BEGIN Listed entries

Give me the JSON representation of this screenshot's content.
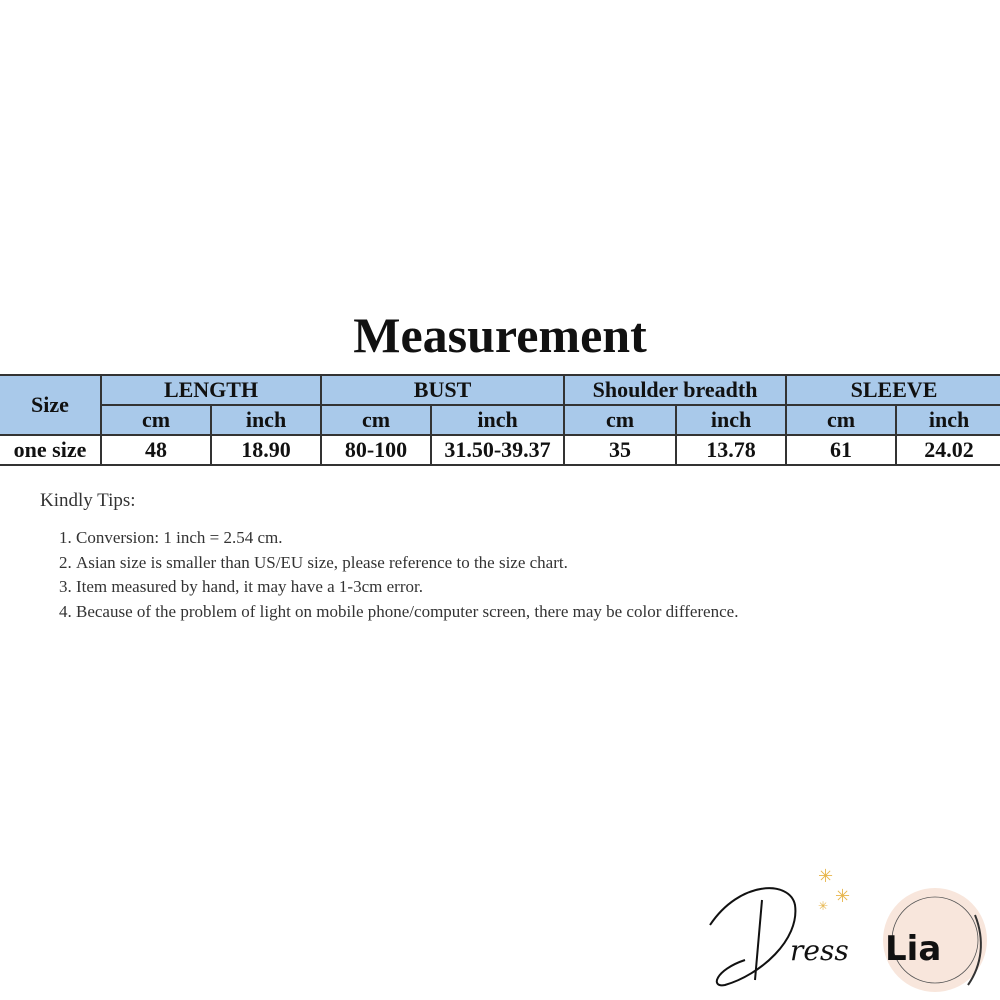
{
  "title": "Measurement",
  "table": {
    "size_header": "Size",
    "groups": [
      "LENGTH",
      "BUST",
      "Shoulder breadth",
      "SLEEVE"
    ],
    "units": [
      "cm",
      "inch",
      "cm",
      "inch",
      "cm",
      "inch",
      "cm",
      "inch"
    ],
    "rows": [
      {
        "size": "one size",
        "values": [
          "48",
          "18.90",
          "80-100",
          "31.50-39.37",
          "35",
          "13.78",
          "61",
          "24.02"
        ]
      }
    ]
  },
  "tips": {
    "heading": "Kindly Tips:",
    "items": [
      "Conversion: 1 inch = 2.54 cm.",
      "Asian size is smaller than US/EU size, please reference to the size chart.",
      "Item measured by hand, it may have a 1-3cm error.",
      "Because of the problem of light on mobile phone/computer screen, there may be color difference."
    ]
  },
  "logo": {
    "text": "DressLia"
  },
  "colors": {
    "header_bg": "#a9c9ea"
  }
}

END Listed entries

=== What to do ===
Exclude the pictures, and transcribe all of the material exactly.

=== Solution to this exercise ===
Give me the JSON representation of this screenshot's content.
{
  "title": "Measurement",
  "table": {
    "size_header": "Size",
    "groups": [
      "LENGTH",
      "BUST",
      "Shoulder breadth",
      "SLEEVE"
    ],
    "units": [
      "cm",
      "inch",
      "cm",
      "inch",
      "cm",
      "inch",
      "cm",
      "inch"
    ],
    "rows": [
      {
        "size": "one size",
        "values": [
          "48",
          "18.90",
          "80-100",
          "31.50-39.37",
          "35",
          "13.78",
          "61",
          "24.02"
        ]
      }
    ]
  },
  "tips": {
    "heading": "Kindly Tips:",
    "items": [
      "Conversion: 1 inch = 2.54 cm.",
      "Asian size is smaller than US/EU size, please reference to the size chart.",
      "Item measured by hand, it may have a 1-3cm error.",
      "Because of the problem of light on mobile phone/computer screen, there may be color difference."
    ]
  },
  "logo": {
    "text": "DressLia"
  },
  "colors": {
    "header_bg": "#a9c9ea"
  }
}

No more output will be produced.